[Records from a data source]
>>>>>

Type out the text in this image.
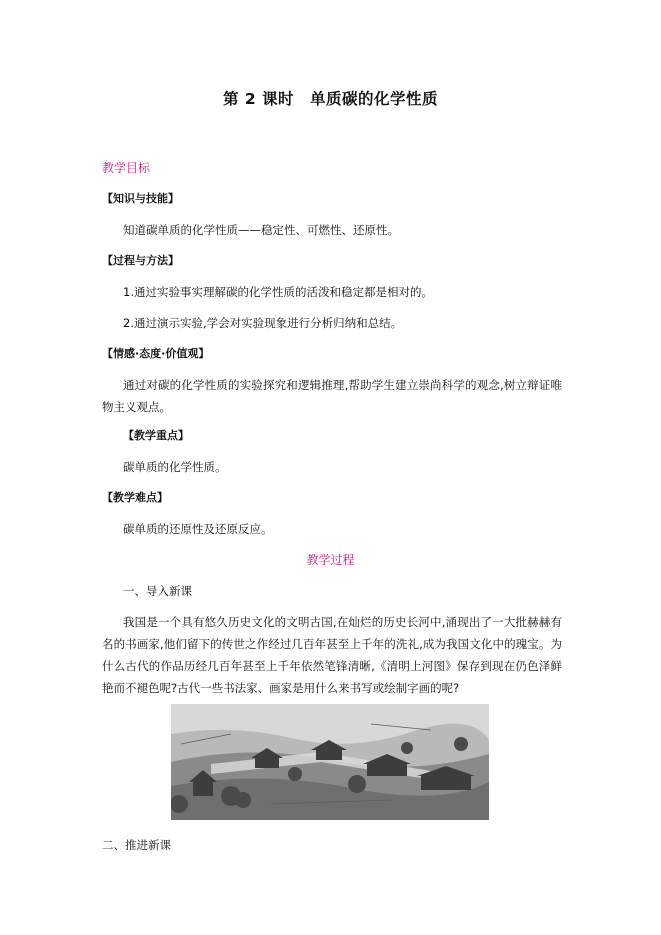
第 2 课时　单质碳的化学性质
教学目标
【知识与技能】
知道碳单质的化学性质——稳定性、可燃性、还原性。
【过程与方法】
1.通过实验事实理解碳的化学性质的活泼和稳定都是相对的。
2.通过演示实验,学会对实验现象进行分析归纳和总结。
【情感·态度·价值观】
通过对碳的化学性质的实验探究和逻辑推理,帮助学生建立崇尚科学的观念,树立辩证唯物主义观点。
【教学重点】
碳单质的化学性质。
【教学难点】
碳单质的还原性及还原反应。
教学过程
一、导入新课
我国是一个具有悠久历史文化的文明古国,在灿烂的历史长河中,涌现出了一大批赫赫有名的书画家,他们留下的传世之作经过几百年甚至上千年的洗礼,成为我国文化中的瑰宝。为什么古代的作品历经几百年甚至上千年依然笔锋清晰,《清明上河图》保存到现在仍色泽鲜艳而不褪色呢?古代一些书法家、画家是用什么来书写或绘制字画的呢?
二、推进新课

<<<<<

Leave out the pictures and reproduce the rest of the listing exactly.

### Solution to the problem:
Type out the text in this image.
第 2 课时　单质碳的化学性质
教学目标
【知识与技能】
知道碳单质的化学性质——稳定性、可燃性、还原性。
【过程与方法】
1.通过实验事实理解碳的化学性质的活泼和稳定都是相对的。
2.通过演示实验,学会对实验现象进行分析归纳和总结。
【情感·态度·价值观】
通过对碳的化学性质的实验探究和逻辑推理,帮助学生建立崇尚科学的观念,树立辩证唯物主义观点。
【教学重点】
碳单质的化学性质。
【教学难点】
碳单质的还原性及还原反应。
教学过程
一、导入新课
我国是一个具有悠久历史文化的文明古国,在灿烂的历史长河中,涌现出了一大批赫赫有名的书画家,他们留下的传世之作经过几百年甚至上千年的洗礼,成为我国文化中的瑰宝。为什么古代的作品历经几百年甚至上千年依然笔锋清晰,《清明上河图》保存到现在仍色泽鲜艳而不褪色呢?古代一些书法家、画家是用什么来书写或绘制字画的呢?
二、推进新课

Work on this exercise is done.